── Supplied records ──

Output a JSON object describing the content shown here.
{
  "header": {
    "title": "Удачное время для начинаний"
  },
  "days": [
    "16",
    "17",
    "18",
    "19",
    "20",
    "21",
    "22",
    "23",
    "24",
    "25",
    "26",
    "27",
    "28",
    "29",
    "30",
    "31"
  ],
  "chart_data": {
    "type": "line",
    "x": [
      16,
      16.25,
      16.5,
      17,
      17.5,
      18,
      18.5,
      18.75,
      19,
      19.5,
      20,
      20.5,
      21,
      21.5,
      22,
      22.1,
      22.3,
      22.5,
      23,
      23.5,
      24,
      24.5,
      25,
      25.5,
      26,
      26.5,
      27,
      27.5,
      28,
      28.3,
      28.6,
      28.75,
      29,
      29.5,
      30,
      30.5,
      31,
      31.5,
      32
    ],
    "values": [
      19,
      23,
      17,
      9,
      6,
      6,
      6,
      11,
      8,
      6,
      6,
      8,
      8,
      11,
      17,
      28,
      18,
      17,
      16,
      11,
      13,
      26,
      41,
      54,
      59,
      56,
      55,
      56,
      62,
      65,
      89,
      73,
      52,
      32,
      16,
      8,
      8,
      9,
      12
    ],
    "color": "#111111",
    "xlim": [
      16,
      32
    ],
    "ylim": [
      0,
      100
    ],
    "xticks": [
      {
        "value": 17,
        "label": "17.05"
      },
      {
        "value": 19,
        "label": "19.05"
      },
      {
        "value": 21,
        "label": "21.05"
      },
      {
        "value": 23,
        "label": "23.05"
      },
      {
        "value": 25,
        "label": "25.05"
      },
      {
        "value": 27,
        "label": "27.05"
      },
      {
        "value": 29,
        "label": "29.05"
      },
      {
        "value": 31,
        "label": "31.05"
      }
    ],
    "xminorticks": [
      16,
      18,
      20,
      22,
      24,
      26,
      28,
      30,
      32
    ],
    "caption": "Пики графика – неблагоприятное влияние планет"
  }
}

───

**What the exercise asks**
Exactly reproduce every line of the data above.

**Exercise solution**
Output a JSON object describing the content shown here.
{
  "header": {
    "title": "Удачное время для начинаний"
  },
  "days": [
    "16",
    "17",
    "18",
    "19",
    "20",
    "21",
    "22",
    "23",
    "24",
    "25",
    "26",
    "27",
    "28",
    "29",
    "30",
    "31"
  ],
  "chart_data": {
    "type": "line",
    "x": [
      16,
      16.25,
      16.5,
      17,
      17.5,
      18,
      18.5,
      18.75,
      19,
      19.5,
      20,
      20.5,
      21,
      21.5,
      22,
      22.1,
      22.3,
      22.5,
      23,
      23.5,
      24,
      24.5,
      25,
      25.5,
      26,
      26.5,
      27,
      27.5,
      28,
      28.3,
      28.6,
      28.75,
      29,
      29.5,
      30,
      30.5,
      31,
      31.5,
      32
    ],
    "values": [
      19,
      23,
      17,
      9,
      6,
      6,
      6,
      11,
      8,
      6,
      6,
      8,
      8,
      11,
      17,
      28,
      18,
      17,
      16,
      11,
      13,
      26,
      41,
      54,
      59,
      56,
      55,
      56,
      62,
      65,
      89,
      73,
      52,
      32,
      16,
      8,
      8,
      9,
      12
    ],
    "color": "#111111",
    "xlim": [
      16,
      32
    ],
    "ylim": [
      0,
      100
    ],
    "xticks": [
      {
        "value": 17,
        "label": "17.05"
      },
      {
        "value": 19,
        "label": "19.05"
      },
      {
        "value": 21,
        "label": "21.05"
      },
      {
        "value": 23,
        "label": "23.05"
      },
      {
        "value": 25,
        "label": "25.05"
      },
      {
        "value": 27,
        "label": "27.05"
      },
      {
        "value": 29,
        "label": "29.05"
      },
      {
        "value": 31,
        "label": "31.05"
      }
    ],
    "xminorticks": [
      16,
      18,
      20,
      22,
      24,
      26,
      28,
      30,
      32
    ],
    "caption": "Пики графика – неблагоприятное влияние планет"
  }
}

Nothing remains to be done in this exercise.